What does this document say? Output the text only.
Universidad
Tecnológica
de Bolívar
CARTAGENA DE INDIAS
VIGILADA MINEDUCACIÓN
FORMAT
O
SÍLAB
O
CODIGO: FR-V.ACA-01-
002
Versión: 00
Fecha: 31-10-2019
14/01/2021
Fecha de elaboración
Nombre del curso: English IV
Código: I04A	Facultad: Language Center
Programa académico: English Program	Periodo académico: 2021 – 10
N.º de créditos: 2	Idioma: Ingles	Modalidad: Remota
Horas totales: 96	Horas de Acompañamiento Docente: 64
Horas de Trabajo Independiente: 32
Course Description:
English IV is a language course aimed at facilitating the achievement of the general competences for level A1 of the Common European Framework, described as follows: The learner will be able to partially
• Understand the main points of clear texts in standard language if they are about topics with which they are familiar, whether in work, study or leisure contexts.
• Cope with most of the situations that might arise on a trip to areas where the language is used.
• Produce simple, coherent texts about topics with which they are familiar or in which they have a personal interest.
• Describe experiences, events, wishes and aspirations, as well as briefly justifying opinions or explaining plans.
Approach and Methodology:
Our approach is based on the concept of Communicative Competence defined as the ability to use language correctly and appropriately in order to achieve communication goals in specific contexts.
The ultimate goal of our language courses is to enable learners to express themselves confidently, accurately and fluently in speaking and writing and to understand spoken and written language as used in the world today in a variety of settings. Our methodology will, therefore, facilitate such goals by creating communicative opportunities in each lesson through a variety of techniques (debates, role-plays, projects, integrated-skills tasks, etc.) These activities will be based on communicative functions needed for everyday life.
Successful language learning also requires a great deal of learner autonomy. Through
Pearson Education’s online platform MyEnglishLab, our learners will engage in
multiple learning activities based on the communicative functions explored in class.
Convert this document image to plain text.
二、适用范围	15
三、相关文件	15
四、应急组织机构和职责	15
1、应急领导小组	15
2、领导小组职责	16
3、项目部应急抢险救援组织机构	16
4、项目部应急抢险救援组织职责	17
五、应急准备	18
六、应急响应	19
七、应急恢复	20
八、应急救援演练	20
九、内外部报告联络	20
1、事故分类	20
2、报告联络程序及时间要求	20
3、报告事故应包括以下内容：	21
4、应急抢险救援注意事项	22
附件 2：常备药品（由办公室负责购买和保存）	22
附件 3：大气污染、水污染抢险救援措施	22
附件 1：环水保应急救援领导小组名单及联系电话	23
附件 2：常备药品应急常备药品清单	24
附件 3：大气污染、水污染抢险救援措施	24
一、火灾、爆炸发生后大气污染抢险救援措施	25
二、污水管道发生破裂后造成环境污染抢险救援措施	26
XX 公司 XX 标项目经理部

---*---

Task instructions |
Copy all the records above exactly, missing none.

The solution |
What does this document say? Output the text only.
Universidad
Tecnológica
de Bolívar
CARTAGENA DE INDIAS
VIGILADA MINEDUCACIÓN
FORMAT
O
SÍLAB
O
CODIGO: FR-V.ACA-01-
002
Versión: 00
Fecha: 31-10-2019
14/01/2021
Fecha de elaboración
Nombre del curso: English IV
Código: I04A	Facultad: Language Center
Programa académico: English Program	Periodo académico: 2021 – 10
N.º de créditos: 2	Idioma: Ingles	Modalidad: Remota
Horas totales: 96	Horas de Acompañamiento Docente: 64
Horas de Trabajo Independiente: 32
Course Description:
English IV is a language course aimed at facilitating the achievement of the general competences for level A1 of the Common European Framework, described as follows: The learner will be able to partially
• Understand the main points of clear texts in standard language if they are about topics with which they are familiar, whether in work, study or leisure contexts.
• Cope with most of the situations that might arise on a trip to areas where the language is used.
• Produce simple, coherent texts about topics with which they are familiar or in which they have a personal interest.
• Describe experiences, events, wishes and aspirations, as well as briefly justifying opinions or explaining plans.
Approach and Methodology:
Our approach is based on the concept of Communicative Competence defined as the ability to use language correctly and appropriately in order to achieve communication goals in specific contexts.
The ultimate goal of our language courses is to enable learners to express themselves confidently, accurately and fluently in speaking and writing and to understand spoken and written language as used in the world today in a variety of settings. Our methodology will, therefore, facilitate such goals by creating communicative opportunities in each lesson through a variety of techniques (debates, role-plays, projects, integrated-skills tasks, etc.) These activities will be based on communicative functions needed for everyday life.
Successful language learning also requires a great deal of learner autonomy. Through
Pearson Education’s online platform MyEnglishLab, our learners will engage in
multiple learning activities based on the communicative functions explored in class.
Convert this document image to plain text.
二、适用范围	15
三、相关文件	15
四、应急组织机构和职责	15
1、应急领导小组	15
2、领导小组职责	16
3、项目部应急抢险救援组织机构	16
4、项目部应急抢险救援组织职责	17
五、应急准备	18
六、应急响应	19
七、应急恢复	20
八、应急救援演练	20
九、内外部报告联络	20
1、事故分类	20
2、报告联络程序及时间要求	20
3、报告事故应包括以下内容：	21
4、应急抢险救援注意事项	22
附件 2：常备药品（由办公室负责购买和保存）	22
附件 3：大气污染、水污染抢险救援措施	22
附件 1：环水保应急救援领导小组名单及联系电话	23
附件 2：常备药品应急常备药品清单	24
附件 3：大气污染、水污染抢险救援措施	24
一、火灾、爆炸发生后大气污染抢险救援措施	25
二、污水管道发生破裂后造成环境污染抢险救援措施	26
XX 公司 XX 标项目经理部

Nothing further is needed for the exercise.